Task instructions = Reproduce word for word the passage of the article on India's digital payment rules that begins with the words containing "The country’s unique" and ends with "all without fees.".

Source document =
Content starts

The country's unique
approach is to decree limits on fintech competitors from the start.
From Washington to Beijing,
governments are trying to strike the right balance between enabling technology
innovation and preventing giants like Google
and Facebook Inc. from suffocating rivals. Now India is experimenting with a
framework for financial technology that’s certain to provide lessons worldwide
-- succeed or fail.
The country’s unique
approach is to decree limits on fintech competitors from the start: No single
player can grab more than 30% of total payments transactions. Every company
also has to use India’s open payments platform, guaranteeing interoperability
so money can be transferred between any of more than 100 traditional banks and
digital services like Google Pay -- all without fees.
That structure, unveiled in
November, gave India’s regulators the confidence to approve a new payment
service from WhatsApp, the Facebook
unit’s initial effort to enable digital payments for more than a billion users worldwide.
Although WhatsApp has more than 400 million users in India who may adopt the
service, it won’t be able to crush rivals like the local champion Paytm because
of the government caps.
“In the interest of public
good, we’ve disallowed a winner-take-all approach,” said Dilip Asbe, chief
executive officer of the National Payments Corporation of India, a coalition of
set up by the country’s largest retail banks to build and oversee the
infrastructure. His group will stop new user registrations at a company, local
or foreign, as it nears the 30% limit.
India has celebrated its
methodical approach as a way to get things right from the beginning, especially
after Chinese regulators intervened at the last moment to derail what would
have been a record initial public offering from Ant Group Co. China’s digital
payment services have been celebrated for their innovations and surging
popularity, but the field is dominated by Ant, an affiliate of Alibaba Group
Holding Ltd., and Tencent Holdings Ltd.

Content ends

Records supplied =
Content starts

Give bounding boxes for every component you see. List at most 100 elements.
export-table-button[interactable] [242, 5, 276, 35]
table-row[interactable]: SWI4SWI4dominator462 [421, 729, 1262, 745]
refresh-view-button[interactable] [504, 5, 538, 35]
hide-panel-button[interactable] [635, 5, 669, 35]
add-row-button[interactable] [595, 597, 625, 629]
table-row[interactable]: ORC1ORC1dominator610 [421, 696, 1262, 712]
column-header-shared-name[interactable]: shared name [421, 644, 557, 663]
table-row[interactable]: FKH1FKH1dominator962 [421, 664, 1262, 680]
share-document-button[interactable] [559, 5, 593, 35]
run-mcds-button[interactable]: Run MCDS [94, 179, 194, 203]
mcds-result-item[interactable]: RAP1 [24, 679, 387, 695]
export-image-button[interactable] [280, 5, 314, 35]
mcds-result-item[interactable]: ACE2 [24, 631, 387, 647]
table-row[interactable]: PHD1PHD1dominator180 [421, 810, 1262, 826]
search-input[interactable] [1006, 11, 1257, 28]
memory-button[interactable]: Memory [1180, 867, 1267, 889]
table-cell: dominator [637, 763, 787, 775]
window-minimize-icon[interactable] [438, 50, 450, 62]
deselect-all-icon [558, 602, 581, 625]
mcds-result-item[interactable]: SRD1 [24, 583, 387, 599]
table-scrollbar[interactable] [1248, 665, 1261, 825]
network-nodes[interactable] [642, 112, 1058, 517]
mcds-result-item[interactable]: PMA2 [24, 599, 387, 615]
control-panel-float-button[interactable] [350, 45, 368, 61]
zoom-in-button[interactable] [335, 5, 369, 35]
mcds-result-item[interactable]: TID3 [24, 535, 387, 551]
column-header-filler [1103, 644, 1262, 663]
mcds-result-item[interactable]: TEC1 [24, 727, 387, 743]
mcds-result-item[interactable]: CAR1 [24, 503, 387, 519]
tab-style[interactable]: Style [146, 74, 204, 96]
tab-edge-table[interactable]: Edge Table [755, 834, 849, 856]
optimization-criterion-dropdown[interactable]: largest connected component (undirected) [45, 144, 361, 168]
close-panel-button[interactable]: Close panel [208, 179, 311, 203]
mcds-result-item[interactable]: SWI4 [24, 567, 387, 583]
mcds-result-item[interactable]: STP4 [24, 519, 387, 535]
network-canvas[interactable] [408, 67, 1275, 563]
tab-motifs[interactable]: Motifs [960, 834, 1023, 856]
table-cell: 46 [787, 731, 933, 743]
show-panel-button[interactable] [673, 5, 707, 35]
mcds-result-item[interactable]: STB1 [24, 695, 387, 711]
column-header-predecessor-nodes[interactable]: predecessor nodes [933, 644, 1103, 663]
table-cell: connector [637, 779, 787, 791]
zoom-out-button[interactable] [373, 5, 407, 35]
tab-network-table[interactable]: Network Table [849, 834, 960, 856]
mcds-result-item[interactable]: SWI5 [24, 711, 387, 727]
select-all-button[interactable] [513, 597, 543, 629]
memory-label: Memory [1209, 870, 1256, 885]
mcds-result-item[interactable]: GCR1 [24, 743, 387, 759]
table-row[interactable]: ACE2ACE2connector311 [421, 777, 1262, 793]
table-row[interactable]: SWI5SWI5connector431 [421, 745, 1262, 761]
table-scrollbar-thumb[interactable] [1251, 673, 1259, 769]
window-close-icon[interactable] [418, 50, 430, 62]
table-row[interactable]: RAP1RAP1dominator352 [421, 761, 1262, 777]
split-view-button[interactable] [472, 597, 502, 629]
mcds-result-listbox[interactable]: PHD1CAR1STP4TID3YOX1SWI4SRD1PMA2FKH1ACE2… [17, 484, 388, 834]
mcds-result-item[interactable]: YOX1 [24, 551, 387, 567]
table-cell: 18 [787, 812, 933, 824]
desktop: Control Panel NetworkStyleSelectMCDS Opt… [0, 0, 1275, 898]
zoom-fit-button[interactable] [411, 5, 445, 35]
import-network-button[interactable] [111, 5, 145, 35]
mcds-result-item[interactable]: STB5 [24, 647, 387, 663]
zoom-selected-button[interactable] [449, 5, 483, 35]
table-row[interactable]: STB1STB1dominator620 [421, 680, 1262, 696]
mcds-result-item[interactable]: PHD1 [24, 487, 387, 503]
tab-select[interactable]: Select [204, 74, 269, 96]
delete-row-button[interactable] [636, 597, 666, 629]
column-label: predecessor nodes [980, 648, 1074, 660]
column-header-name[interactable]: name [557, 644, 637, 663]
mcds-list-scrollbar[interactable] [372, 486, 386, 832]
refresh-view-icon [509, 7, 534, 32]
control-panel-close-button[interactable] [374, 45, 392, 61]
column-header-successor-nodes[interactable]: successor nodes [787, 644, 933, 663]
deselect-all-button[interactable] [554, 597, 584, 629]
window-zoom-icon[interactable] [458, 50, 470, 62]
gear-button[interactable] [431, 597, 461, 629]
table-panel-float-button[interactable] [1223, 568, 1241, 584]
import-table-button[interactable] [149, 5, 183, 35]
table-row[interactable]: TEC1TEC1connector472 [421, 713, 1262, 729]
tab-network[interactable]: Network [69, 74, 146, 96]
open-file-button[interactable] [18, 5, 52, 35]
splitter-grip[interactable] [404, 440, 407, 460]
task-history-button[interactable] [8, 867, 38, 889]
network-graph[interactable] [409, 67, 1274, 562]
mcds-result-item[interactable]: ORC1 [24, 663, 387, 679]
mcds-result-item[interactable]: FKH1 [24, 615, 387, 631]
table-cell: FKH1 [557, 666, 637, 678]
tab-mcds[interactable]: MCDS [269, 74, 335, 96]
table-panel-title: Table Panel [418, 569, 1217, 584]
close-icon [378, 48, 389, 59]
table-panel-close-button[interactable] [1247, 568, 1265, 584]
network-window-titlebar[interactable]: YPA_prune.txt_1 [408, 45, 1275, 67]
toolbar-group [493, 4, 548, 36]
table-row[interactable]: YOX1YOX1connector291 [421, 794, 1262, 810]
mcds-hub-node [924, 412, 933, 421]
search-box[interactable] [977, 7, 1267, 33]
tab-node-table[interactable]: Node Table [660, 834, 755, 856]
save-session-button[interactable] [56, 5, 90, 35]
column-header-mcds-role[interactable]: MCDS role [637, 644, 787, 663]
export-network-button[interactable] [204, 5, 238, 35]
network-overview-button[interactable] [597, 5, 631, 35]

Content ends

Task answer =
The country’s unique
approach is to decree limits on fintech competitors from the start: No single
player can grab more than 30% of total payments transactions. Every company
also has to use India’s open payments platform, guaranteeing interoperability
so money can be transferred between any of more than 100 traditional banks and
digital services like Google Pay -- all without fees.